- Task input:
━━━━━━

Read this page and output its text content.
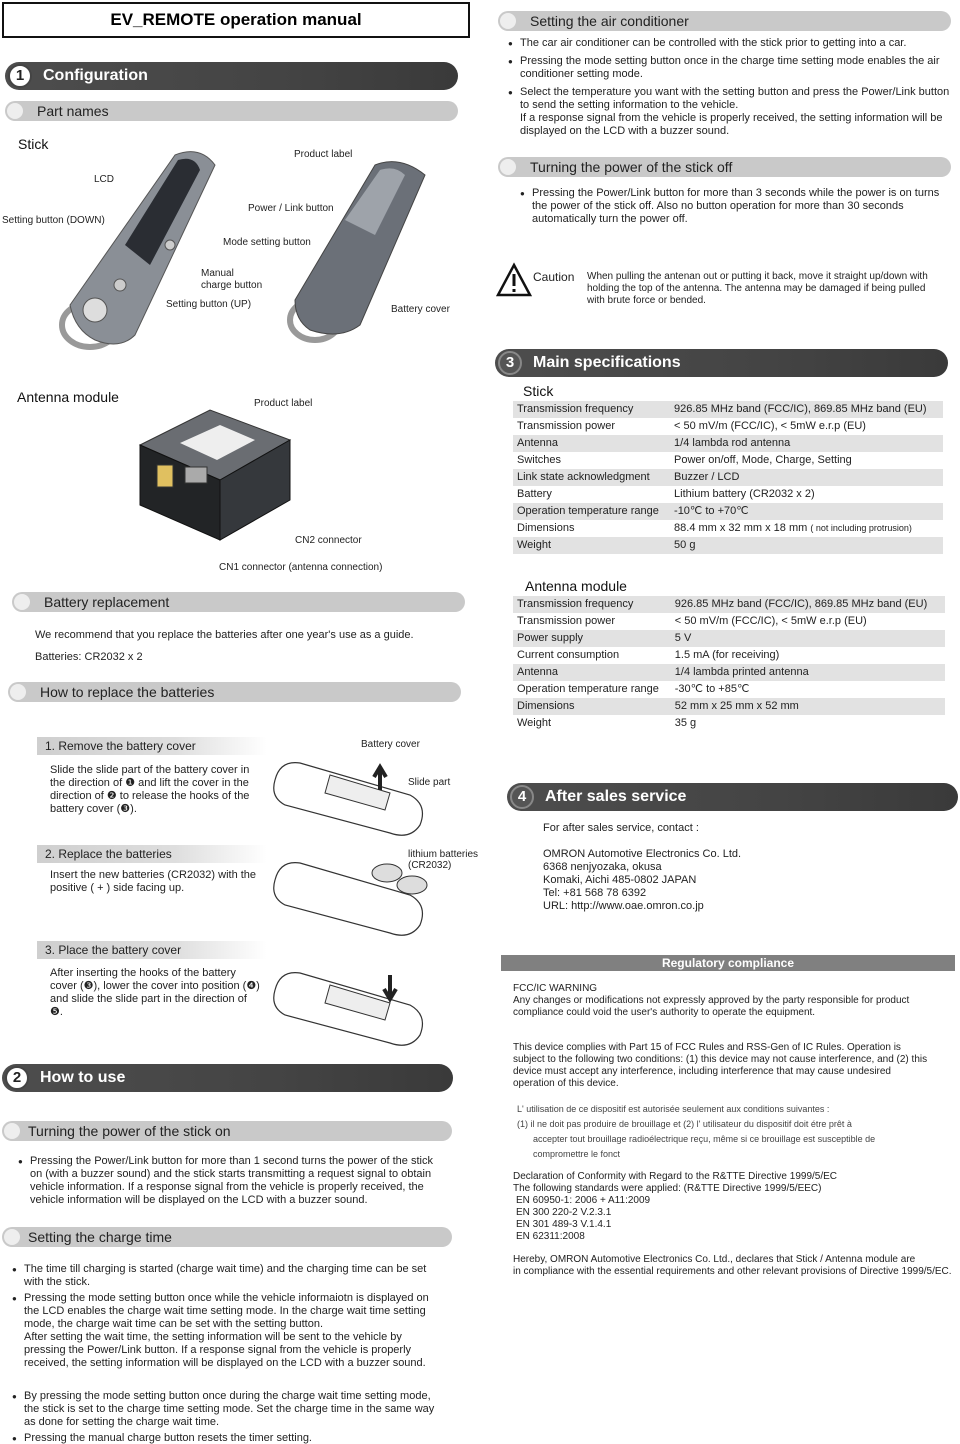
EV_REMOTE operation manual
1	Configuration
Part names
Stick
LCD
Setting button (DOWN)
Power / Link button
Mode setting button
Manual
charge button
Setting button (UP)
Product label
Battery cover
Antenna module	Product label
CN2 connector
CN1 connector (antenna connection)
Battery replacement
We recommend that you replace the batteries after one year's use as a guide.
Batteries: CR2032 x 2
How to replace the batteries
1. Remove the battery cover
Slide the slide part of the battery cover in the direction of ❶ and lift the cover in the direction of ❷ to release the hooks of the battery cover (❸).
2. Replace the batteries
Insert the new batteries (CR2032) with the positive ( + ) side facing up.
3. Place the battery cover
After inserting the hooks of the battery cover (❸), lower the cover into position (❹) and slide the slide part in the direction of ❺.
Battery cover
Slide part
lithium batteries
(CR2032)
2	How to use
Turning the power of the stick on
● Pressing the Power/Link button for more than 1 second turns the power of the stick on (with a buzzer sound) and the stick starts transmitting a request signal to obtain vehicle information. If a response signal from the vehicle is properly received, the vehicle information will be displayed on the LCD with a buzzer sound.
Setting the charge time
● The time till charging is started (charge wait time) and the charging time can be set with the stick.
● Pressing the mode setting button once while the vehicle informaiotn is displayed on the LCD enables the charge wait time setting mode. In the charge wait time setting mode, the charge wait time can be set with the setting button.
After setting the wait time, the setting information will be sent to the vehicle by pressing the Power/Link button. If a response signal from the vehicle is properly received, the setting information will be displayed on the LCD with a buzzer sound.
● By pressing the mode setting button once during the charge wait time setting mode, the stick is set to the charge time setting mode. Set the charge time in the same way as done for setting the charge wait time.
● Pressing the manual charge button resets the timer setting.
Setting the air conditioner
● The car air conditioner can be controlled with the stick prior to getting into a car.
● Pressing the mode setting button once in the charge time setting mode enables the air conditioner setting mode.
● Select the temperature you want with the setting button and press the Power/Link button to send the setting information to the vehicle.
If a response signal from the vehicle is properly received, the setting information will be displayed on the LCD with a buzzer sound.
Turning the power of the stick off
● Pressing the Power/Link button for more than 3 seconds while the power is on turns the power of the stick off. Also no button operation for more than 30 seconds automatically turn the power off.
Caution When pulling the antenan out or putting it back, move it straight up/down with holding the top of the antenna. The antenna may be damaged if being pulled with brute force or bended.
3	Main specifications
Stick
Transmission frequency	926.85 MHz band (FCC/IC), 869.85 MHz band (EU)
Transmission power	< 50 mV/m (FCC/IC), < 5mW e.r.p (EU)
Antenna	1/4 lambda rod antenna
Switches	Power on/off, Mode, Charge, Setting
Link state acknowledgment	Buzzer / LCD
Battery	Lithium battery (CR2032 x 2)
Operation temperature range	-10℃ to +70℃
Dimensions	88.4 mm x 32 mm x 18 mm ( not including protrusion)
Weight	50 g
Antenna module
Transmission frequency	926.85 MHz band (FCC/IC), 869.85 MHz band (EU)
Transmission power	< 50 mV/m (FCC/IC), < 5mW e.r.p (EU)
Power supply	5 V
Current consumption	1.5 mA (for receiving)
Antenna	1/4 lambda printed antenna
Operation temperature range	-30℃ to +85℃
Dimensions	52 mm x 25 mm x 52 mm
Weight	35 g
4	After sales service
For after sales service, contact :
OMRON Automotive Electronics Co. Ltd.
6368 nenjyozaka, okusa
Komaki, Aichi 485-0802 JAPAN
Tel: +81 568 78 6392
URL: http://www.oae.omron.co.jp
Regulatory compliance
FCC/IC WARNING
Any changes or modifications not expressly approved by the party responsible for product compliance could void the user's authority to operate the equipment.
This device complies with Part 15 of FCC Rules and RSS-Gen of IC Rules. Operation is subject to the following two conditions: (1) this device may not cause interference, and (2) this device must accept any interference, including interference that may cause undesired operation of this device.
L' utilisation de ce dispositif est autorisée seulement aux conditions suivantes :
(1) il ne doit pas produire de brouillage et (2) l' utilisateur du dispositif doit étre prêt à
accepter tout brouillage radioélectrique reçu, même si ce brouillage est susceptible de
compromettre le fonct
Declaration of Conformity with Regard to the R&TTE Directive 1999/5/EC
The following standards were applied: (R&TTE Directive 1999/5/EEC)
EN 60950-1: 2006 + A11:2009
EN 300 220-2 V.2.3.1
EN 301 489-3 V.1.4.1
EN 62311:2008
Hereby, OMRON Automotive Electronics Co. Ltd., declares that Stick / Antenna module are
in compliance with the essential requirements and other relevant provisions of Directive 1999/5/EC.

━━━━━━

- Given exercise:
Search the preceding listing for the word "from" and pull out every line that holds it.

- The result:
● Pressing the Power/Link button for more than 1 second turns the power of the stick on (with a buzzer sound) and the stick starts transmitting a request signal to obtain vehicle information. If a response signal from the vehicle is properly received, the vehicle information will be displayed on the LCD with a buzzer sound.
After setting the wait time, the setting information will be sent to the vehicle by pressing the Power/Link button. If a response signal from the vehicle is properly received, the setting information will be displayed on the LCD with a buzzer sound.
If a response signal from the vehicle is properly received, the setting information will be displayed on the LCD with a buzzer sound.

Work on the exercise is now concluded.